Go through the listing and return every line with "JSON" in it.
── Material ──
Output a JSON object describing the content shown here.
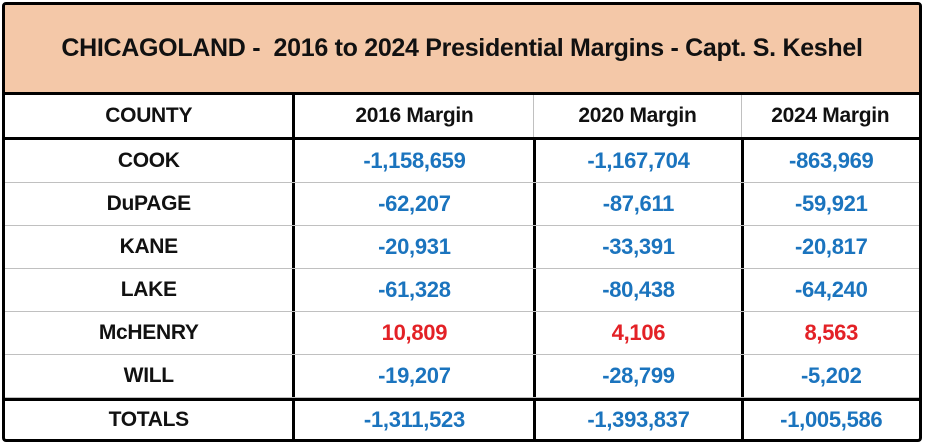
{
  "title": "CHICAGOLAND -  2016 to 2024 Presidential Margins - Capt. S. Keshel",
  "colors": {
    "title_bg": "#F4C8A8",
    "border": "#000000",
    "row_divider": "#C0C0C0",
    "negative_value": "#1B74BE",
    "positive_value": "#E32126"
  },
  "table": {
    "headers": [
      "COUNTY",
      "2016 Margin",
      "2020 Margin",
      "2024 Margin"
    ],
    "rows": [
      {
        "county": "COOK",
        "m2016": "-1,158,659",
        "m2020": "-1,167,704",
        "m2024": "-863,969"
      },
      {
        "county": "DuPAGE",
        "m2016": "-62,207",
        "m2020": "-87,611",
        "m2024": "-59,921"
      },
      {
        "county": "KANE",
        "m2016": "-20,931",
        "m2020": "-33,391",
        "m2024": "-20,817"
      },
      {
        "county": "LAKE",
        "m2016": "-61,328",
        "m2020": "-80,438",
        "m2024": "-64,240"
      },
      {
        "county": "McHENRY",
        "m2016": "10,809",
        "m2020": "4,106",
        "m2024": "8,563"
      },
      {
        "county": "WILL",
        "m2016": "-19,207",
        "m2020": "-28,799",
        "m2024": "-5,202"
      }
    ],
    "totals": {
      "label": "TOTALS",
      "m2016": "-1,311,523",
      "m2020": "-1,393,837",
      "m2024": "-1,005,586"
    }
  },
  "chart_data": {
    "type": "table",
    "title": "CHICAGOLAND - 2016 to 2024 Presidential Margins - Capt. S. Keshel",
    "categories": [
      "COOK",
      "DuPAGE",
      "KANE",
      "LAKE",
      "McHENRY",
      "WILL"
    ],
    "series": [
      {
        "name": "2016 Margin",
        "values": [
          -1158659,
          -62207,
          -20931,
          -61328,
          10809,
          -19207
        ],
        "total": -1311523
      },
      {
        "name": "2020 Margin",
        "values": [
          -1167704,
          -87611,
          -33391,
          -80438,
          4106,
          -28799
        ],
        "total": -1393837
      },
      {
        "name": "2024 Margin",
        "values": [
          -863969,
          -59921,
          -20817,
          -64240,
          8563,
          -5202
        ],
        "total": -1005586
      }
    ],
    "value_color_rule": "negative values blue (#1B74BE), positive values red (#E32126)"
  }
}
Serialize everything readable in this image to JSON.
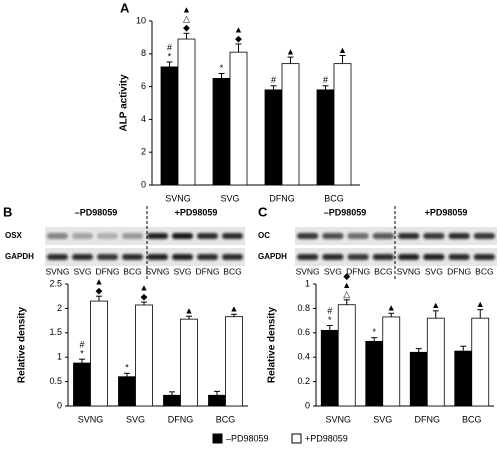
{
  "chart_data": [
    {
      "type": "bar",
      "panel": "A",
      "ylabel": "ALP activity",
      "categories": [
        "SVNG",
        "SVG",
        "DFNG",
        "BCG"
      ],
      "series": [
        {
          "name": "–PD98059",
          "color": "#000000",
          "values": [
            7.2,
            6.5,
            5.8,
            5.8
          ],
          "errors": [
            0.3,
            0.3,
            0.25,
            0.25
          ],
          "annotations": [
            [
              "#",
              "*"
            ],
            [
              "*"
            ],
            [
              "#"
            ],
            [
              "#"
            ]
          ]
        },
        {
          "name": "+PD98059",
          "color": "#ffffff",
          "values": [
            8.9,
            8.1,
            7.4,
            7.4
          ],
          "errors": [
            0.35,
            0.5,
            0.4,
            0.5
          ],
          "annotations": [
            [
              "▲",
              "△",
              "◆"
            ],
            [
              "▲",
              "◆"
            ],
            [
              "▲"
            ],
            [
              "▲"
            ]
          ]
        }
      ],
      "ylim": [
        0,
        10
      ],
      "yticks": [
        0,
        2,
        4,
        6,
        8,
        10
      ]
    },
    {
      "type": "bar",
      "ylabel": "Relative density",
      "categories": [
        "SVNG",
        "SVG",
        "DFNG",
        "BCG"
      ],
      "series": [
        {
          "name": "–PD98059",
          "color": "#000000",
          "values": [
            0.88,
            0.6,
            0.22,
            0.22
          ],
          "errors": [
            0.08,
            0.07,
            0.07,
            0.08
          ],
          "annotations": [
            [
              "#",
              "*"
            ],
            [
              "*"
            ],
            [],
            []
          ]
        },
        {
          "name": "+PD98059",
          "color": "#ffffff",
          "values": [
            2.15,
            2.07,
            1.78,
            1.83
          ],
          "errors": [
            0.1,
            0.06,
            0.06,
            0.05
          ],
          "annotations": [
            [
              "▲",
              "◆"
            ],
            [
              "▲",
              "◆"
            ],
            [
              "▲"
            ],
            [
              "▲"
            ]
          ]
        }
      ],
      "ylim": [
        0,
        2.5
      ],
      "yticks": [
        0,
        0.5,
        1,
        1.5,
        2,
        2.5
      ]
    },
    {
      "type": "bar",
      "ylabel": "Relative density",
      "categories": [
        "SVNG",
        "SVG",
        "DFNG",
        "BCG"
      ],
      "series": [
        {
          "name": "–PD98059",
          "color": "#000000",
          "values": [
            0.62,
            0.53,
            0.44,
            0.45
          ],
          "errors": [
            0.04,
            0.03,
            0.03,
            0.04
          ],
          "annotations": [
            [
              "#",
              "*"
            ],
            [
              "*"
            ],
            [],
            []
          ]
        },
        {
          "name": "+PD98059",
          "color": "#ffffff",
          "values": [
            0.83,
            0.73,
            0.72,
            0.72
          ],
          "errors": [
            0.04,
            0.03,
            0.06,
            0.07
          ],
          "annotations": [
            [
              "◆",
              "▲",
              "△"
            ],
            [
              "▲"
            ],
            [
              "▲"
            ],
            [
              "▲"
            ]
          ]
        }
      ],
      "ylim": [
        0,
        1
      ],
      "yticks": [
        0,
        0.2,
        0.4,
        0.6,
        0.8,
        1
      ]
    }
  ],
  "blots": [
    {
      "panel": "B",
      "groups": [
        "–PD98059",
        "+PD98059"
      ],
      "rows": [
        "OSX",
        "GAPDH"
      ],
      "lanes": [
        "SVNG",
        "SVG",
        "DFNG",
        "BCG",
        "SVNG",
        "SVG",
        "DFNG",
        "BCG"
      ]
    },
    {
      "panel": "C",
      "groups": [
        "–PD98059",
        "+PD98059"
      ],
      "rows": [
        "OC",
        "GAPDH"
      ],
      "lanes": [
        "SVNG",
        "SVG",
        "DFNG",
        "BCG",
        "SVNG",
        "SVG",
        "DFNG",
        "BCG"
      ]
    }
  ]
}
───
**Answer to the task:**
Output a JSON object describing the content shown here.
Serialize everything readable in this image to JSON.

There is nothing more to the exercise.